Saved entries

------

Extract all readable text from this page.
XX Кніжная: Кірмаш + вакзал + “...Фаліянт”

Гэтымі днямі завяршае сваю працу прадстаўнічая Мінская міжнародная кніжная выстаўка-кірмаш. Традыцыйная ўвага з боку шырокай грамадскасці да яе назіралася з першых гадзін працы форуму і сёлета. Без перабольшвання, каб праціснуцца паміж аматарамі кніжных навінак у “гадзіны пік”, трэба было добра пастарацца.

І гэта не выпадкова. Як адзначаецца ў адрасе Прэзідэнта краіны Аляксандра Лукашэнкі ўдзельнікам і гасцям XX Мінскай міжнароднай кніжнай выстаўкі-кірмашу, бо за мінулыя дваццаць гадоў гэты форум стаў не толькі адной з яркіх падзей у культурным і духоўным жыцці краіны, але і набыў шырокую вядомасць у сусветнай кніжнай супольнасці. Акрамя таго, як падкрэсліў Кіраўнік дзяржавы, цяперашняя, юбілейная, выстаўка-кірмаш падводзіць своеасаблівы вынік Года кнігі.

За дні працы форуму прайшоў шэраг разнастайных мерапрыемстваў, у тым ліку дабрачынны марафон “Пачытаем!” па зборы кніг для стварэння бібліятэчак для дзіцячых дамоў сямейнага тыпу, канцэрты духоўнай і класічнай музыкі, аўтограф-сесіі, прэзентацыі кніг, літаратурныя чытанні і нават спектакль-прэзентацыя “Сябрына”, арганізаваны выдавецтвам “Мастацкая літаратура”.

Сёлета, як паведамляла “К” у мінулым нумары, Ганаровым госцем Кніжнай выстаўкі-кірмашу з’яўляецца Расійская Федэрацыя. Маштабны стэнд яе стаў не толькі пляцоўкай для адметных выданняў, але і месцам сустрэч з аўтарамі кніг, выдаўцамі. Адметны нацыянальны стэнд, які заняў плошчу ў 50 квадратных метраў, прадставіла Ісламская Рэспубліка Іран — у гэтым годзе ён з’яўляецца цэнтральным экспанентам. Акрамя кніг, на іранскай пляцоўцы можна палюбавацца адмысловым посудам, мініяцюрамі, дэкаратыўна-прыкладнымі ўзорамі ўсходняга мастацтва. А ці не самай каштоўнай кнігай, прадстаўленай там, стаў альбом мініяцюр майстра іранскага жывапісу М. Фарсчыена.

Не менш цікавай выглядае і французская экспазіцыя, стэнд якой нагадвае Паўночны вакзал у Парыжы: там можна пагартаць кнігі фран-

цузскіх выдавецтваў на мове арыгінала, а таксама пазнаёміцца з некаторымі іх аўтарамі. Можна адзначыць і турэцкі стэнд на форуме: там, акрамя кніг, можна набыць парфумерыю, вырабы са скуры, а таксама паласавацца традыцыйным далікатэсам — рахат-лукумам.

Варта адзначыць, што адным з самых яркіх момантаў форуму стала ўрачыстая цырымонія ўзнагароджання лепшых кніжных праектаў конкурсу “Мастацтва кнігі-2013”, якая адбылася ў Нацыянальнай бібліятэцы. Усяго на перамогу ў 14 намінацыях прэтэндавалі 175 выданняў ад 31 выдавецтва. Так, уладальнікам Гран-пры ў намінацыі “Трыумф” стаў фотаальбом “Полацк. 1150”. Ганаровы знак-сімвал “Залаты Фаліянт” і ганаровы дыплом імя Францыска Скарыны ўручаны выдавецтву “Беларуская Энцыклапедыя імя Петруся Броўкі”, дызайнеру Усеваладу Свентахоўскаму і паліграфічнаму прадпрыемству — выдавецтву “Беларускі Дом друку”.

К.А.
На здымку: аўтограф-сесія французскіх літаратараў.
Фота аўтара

------

## Problem
Transcribe the data above in full, exactly.

## The completed task
Extract all readable text from this page.
XX Кніжная: Кірмаш + вакзал + “...Фаліянт”

Гэтымі днямі завяршае сваю працу прадстаўнічая Мінская міжнародная кніжная выстаўка-кірмаш. Традыцыйная ўвага з боку шырокай грамадскасці да яе назіралася з першых гадзін працы форуму і сёлета. Без перабольшвання, каб праціснуцца паміж аматарамі кніжных навінак у “гадзіны пік”, трэба было добра пастарацца.

І гэта не выпадкова. Як адзначаецца ў адрасе Прэзідэнта краіны Аляксандра Лукашэнкі ўдзельнікам і гасцям XX Мінскай міжнароднай кніжнай выстаўкі-кірмашу, бо за мінулыя дваццаць гадоў гэты форум стаў не толькі адной з яркіх падзей у культурным і духоўным жыцці краіны, але і набыў шырокую вядомасць у сусветнай кніжнай супольнасці. Акрамя таго, як падкрэсліў Кіраўнік дзяржавы, цяперашняя, юбілейная, выстаўка-кірмаш падводзіць своеасаблівы вынік Года кнігі.

За дні працы форуму прайшоў шэраг разнастайных мерапрыемстваў, у тым ліку дабрачынны марафон “Пачытаем!” па зборы кніг для стварэння бібліятэчак для дзіцячых дамоў сямейнага тыпу, канцэрты духоўнай і класічнай музыкі, аўтограф-сесіі, прэзентацыі кніг, літаратурныя чытанні і нават спектакль-прэзентацыя “Сябрына”, арганізаваны выдавецтвам “Мастацкая літаратура”.

Сёлета, як паведамляла “К” у мінулым нумары, Ганаровым госцем Кніжнай выстаўкі-кірмашу з’яўляецца Расійская Федэрацыя. Маштабны стэнд яе стаў не толькі пляцоўкай для адметных выданняў, але і месцам сустрэч з аўтарамі кніг, выдаўцамі. Адметны нацыянальны стэнд, які заняў плошчу ў 50 квадратных метраў, прадставіла Ісламская Рэспубліка Іран — у гэтым годзе ён з’яўляецца цэнтральным экспанентам. Акрамя кніг, на іранскай пляцоўцы можна палюбавацца адмысловым посудам, мініяцюрамі, дэкаратыўна-прыкладнымі ўзорамі ўсходняга мастацтва. А ці не самай каштоўнай кнігай, прадстаўленай там, стаў альбом мініяцюр майстра іранскага жывапісу М. Фарсчыена.

Не менш цікавай выглядае і французская экспазіцыя, стэнд якой нагадвае Паўночны вакзал у Парыжы: там можна пагартаць кнігі фран-

цузскіх выдавецтваў на мове арыгінала, а таксама пазнаёміцца з некаторымі іх аўтарамі. Можна адзначыць і турэцкі стэнд на форуме: там, акрамя кніг, можна набыць парфумерыю, вырабы са скуры, а таксама паласавацца традыцыйным далікатэсам — рахат-лукумам.

Варта адзначыць, што адным з самых яркіх момантаў форуму стала ўрачыстая цырымонія ўзнагароджання лепшых кніжных праектаў конкурсу “Мастацтва кнігі-2013”, якая адбылася ў Нацыянальнай бібліятэцы. Усяго на перамогу ў 14 намінацыях прэтэндавалі 175 выданняў ад 31 выдавецтва. Так, уладальнікам Гран-пры ў намінацыі “Трыумф” стаў фотаальбом “Полацк. 1150”. Ганаровы знак-сімвал “Залаты Фаліянт” і ганаровы дыплом імя Францыска Скарыны ўручаны выдавецтву “Беларуская Энцыклапедыя імя Петруся Броўкі”, дызайнеру Усеваладу Свентахоўскаму і паліграфічнаму прадпрыемству — выдавецтву “Беларускі Дом друку”.

К.А.
На здымку: аўтограф-сесія французскіх літаратараў.
Фота аўтара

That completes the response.